Provided records:
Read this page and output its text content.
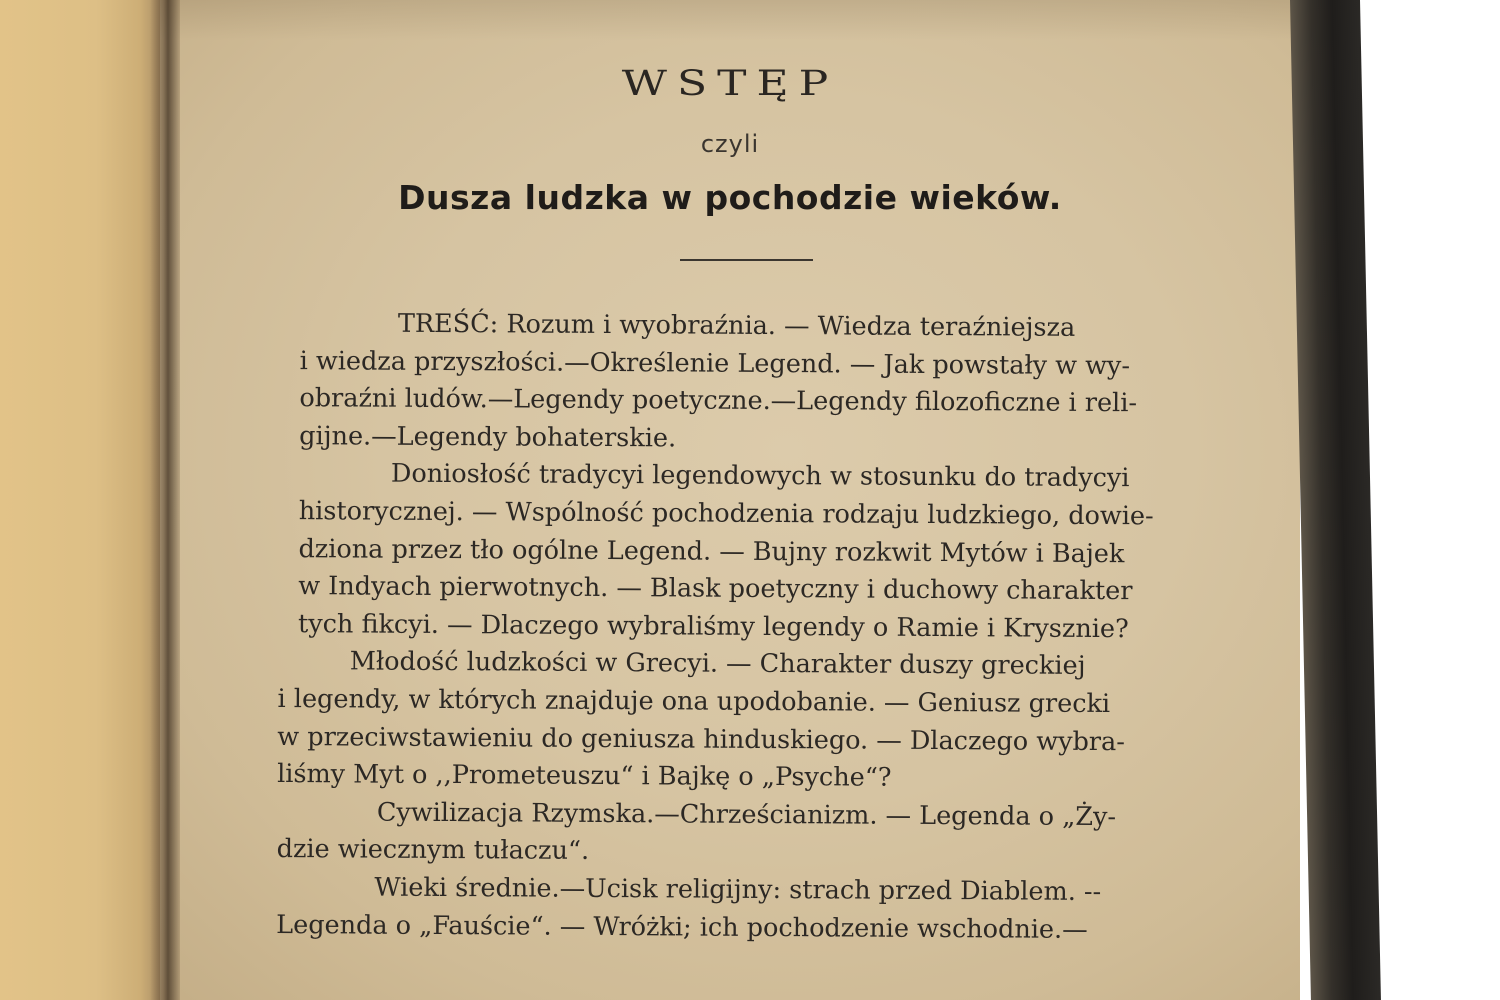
WSTĘP
czyli
Dusza ludzka w pochodzie wieków.

TREŚĆ: Rozum i wyobraźnia. — Wiedza teraźniejsza
i wiedza przyszłości.—Określenie Legend. — Jak powstały w wy-
obraźni ludów.—Legendy poetyczne.—Legendy filozoficzne i reli-
gijne.—Legendy bohaterskie.

Doniosłość tradycyi legendowych w stosunku do tradycyi
historycznej. — Wspólność pochodzenia rodzaju ludzkiego, dowie-
dziona przez tło ogólne Legend. — Bujny rozkwit Mytów i Bajek
w Indyach pierwotnych. — Blask poetyczny i duchowy charakter
tych fikcyi. — Dlaczego wybraliśmy legendy o Ramie i Krysznie?

Młodość ludzkości w Grecyi. — Charakter duszy greckiej
i legendy, w których znajduje ona upodobanie. — Geniusz grecki
w przeciwstawieniu do geniusza hinduskiego. — Dlaczego wybra-
liśmy Myt o ,,Prometeuszu“ i Bajkę o „Psyche“?

Cywilizacja Rzymska.—Chrześcianizm. — Legenda o „Ży-
dzie wiecznym tułaczu“.

Wieki średnie.—Ucisk religijny: strach przed Diablem. --
Legenda o „Fauście“. — Wróżki; ich pochodzenie wschodnie.—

What the task requires:
Write out the whole listing again, exactly, with no pictures.

Finished answer:
Read this page and output its text content.
WSTĘP
czyli
Dusza ludzka w pochodzie wieków.

TREŚĆ: Rozum i wyobraźnia. — Wiedza teraźniejsza
i wiedza przyszłości.—Określenie Legend. — Jak powstały w wy-
obraźni ludów.—Legendy poetyczne.—Legendy filozoficzne i reli-
gijne.—Legendy bohaterskie.

Doniosłość tradycyi legendowych w stosunku do tradycyi
historycznej. — Wspólność pochodzenia rodzaju ludzkiego, dowie-
dziona przez tło ogólne Legend. — Bujny rozkwit Mytów i Bajek
w Indyach pierwotnych. — Blask poetyczny i duchowy charakter
tych fikcyi. — Dlaczego wybraliśmy legendy o Ramie i Krysznie?

Młodość ludzkości w Grecyi. — Charakter duszy greckiej
i legendy, w których znajduje ona upodobanie. — Geniusz grecki
w przeciwstawieniu do geniusza hinduskiego. — Dlaczego wybra-
liśmy Myt o ,,Prometeuszu“ i Bajkę o „Psyche“?

Cywilizacja Rzymska.—Chrześcianizm. — Legenda o „Ży-
dzie wiecznym tułaczu“.

Wieki średnie.—Ucisk religijny: strach przed Diablem. --
Legenda o „Fauście“. — Wróżki; ich pochodzenie wschodnie.—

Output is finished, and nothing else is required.